#### DATA ROWS ####
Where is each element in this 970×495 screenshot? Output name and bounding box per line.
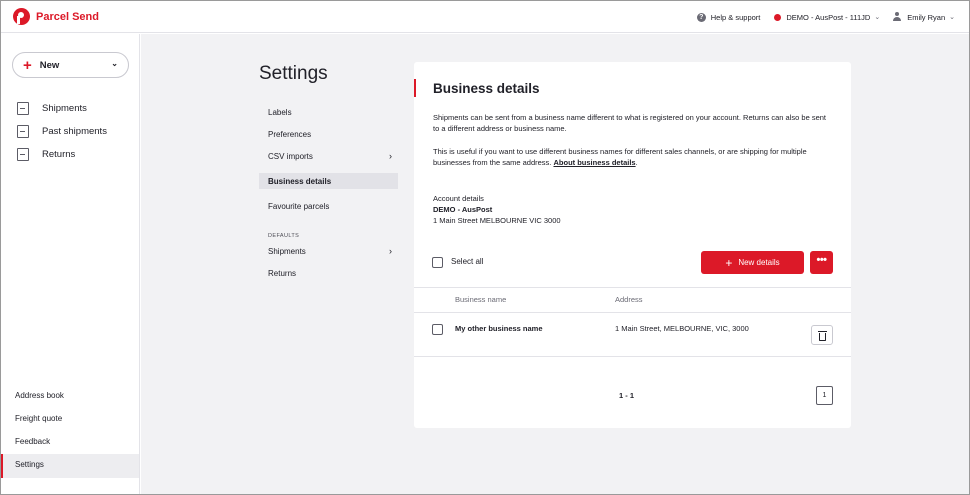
####
#### DATA ROWS ####
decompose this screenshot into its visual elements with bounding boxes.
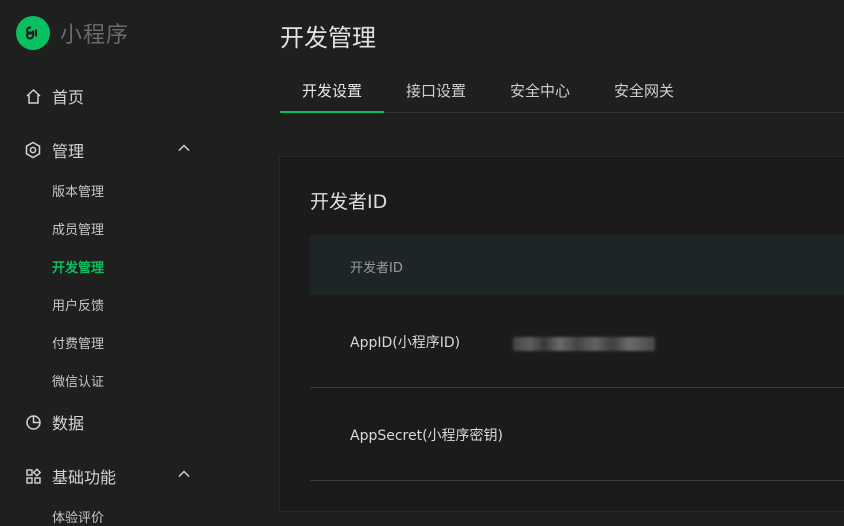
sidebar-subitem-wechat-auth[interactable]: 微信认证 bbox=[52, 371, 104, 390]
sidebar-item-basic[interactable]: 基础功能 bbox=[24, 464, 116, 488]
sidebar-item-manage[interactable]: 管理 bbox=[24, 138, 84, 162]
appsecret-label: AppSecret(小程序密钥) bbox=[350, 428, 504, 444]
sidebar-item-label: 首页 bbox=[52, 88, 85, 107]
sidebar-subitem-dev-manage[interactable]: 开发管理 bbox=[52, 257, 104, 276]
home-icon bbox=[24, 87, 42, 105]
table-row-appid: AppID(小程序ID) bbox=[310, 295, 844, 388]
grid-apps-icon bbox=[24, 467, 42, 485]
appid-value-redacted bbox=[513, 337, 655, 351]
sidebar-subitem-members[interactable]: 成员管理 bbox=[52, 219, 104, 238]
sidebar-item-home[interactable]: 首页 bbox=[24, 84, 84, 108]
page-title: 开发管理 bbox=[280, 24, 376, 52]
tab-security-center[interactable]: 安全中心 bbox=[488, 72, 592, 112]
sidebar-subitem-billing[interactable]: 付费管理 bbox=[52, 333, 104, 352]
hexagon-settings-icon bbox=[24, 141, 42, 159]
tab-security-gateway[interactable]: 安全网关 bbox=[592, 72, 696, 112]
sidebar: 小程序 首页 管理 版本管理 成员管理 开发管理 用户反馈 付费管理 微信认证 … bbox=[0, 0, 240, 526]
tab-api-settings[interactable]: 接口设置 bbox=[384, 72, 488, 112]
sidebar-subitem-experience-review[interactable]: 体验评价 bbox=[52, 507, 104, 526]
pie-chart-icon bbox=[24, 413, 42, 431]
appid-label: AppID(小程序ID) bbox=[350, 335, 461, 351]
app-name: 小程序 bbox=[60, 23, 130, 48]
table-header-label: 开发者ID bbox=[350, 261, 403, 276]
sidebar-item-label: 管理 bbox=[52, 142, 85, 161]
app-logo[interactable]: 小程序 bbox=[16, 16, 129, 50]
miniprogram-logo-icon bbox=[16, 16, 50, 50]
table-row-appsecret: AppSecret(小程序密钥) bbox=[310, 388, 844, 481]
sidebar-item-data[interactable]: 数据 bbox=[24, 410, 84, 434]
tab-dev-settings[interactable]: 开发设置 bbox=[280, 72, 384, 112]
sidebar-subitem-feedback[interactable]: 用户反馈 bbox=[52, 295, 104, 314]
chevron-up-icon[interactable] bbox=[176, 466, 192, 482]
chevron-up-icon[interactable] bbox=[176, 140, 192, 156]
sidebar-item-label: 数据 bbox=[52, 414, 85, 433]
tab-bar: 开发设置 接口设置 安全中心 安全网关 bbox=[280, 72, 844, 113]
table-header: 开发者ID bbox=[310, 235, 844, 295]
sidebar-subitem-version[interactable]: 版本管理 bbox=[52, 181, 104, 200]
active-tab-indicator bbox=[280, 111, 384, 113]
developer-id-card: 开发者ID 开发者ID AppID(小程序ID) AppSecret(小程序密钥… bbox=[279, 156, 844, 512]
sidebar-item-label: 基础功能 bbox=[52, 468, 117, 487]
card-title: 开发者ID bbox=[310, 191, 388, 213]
####
### PROBLEM DESCRIPTION:
Copy out the items from the line containing "decompose this screenshot" through the line containing "sidebar-item-label: 首页 bbox=[52, 88, 85, 107]", including both of those lines, and leave out the pictures.

### ANSWER FOR THE TASK:
decompose this screenshot into its visual elements with bounding boxes.
sidebar-subitem-wechat-auth[interactable]: 微信认证 bbox=[52, 371, 104, 390]
sidebar-item-basic[interactable]: 基础功能 bbox=[24, 464, 116, 488]
sidebar-item-manage[interactable]: 管理 bbox=[24, 138, 84, 162]
appsecret-label: AppSecret(小程序密钥) bbox=[350, 428, 504, 444]
sidebar-item-label: 首页 bbox=[52, 88, 85, 107]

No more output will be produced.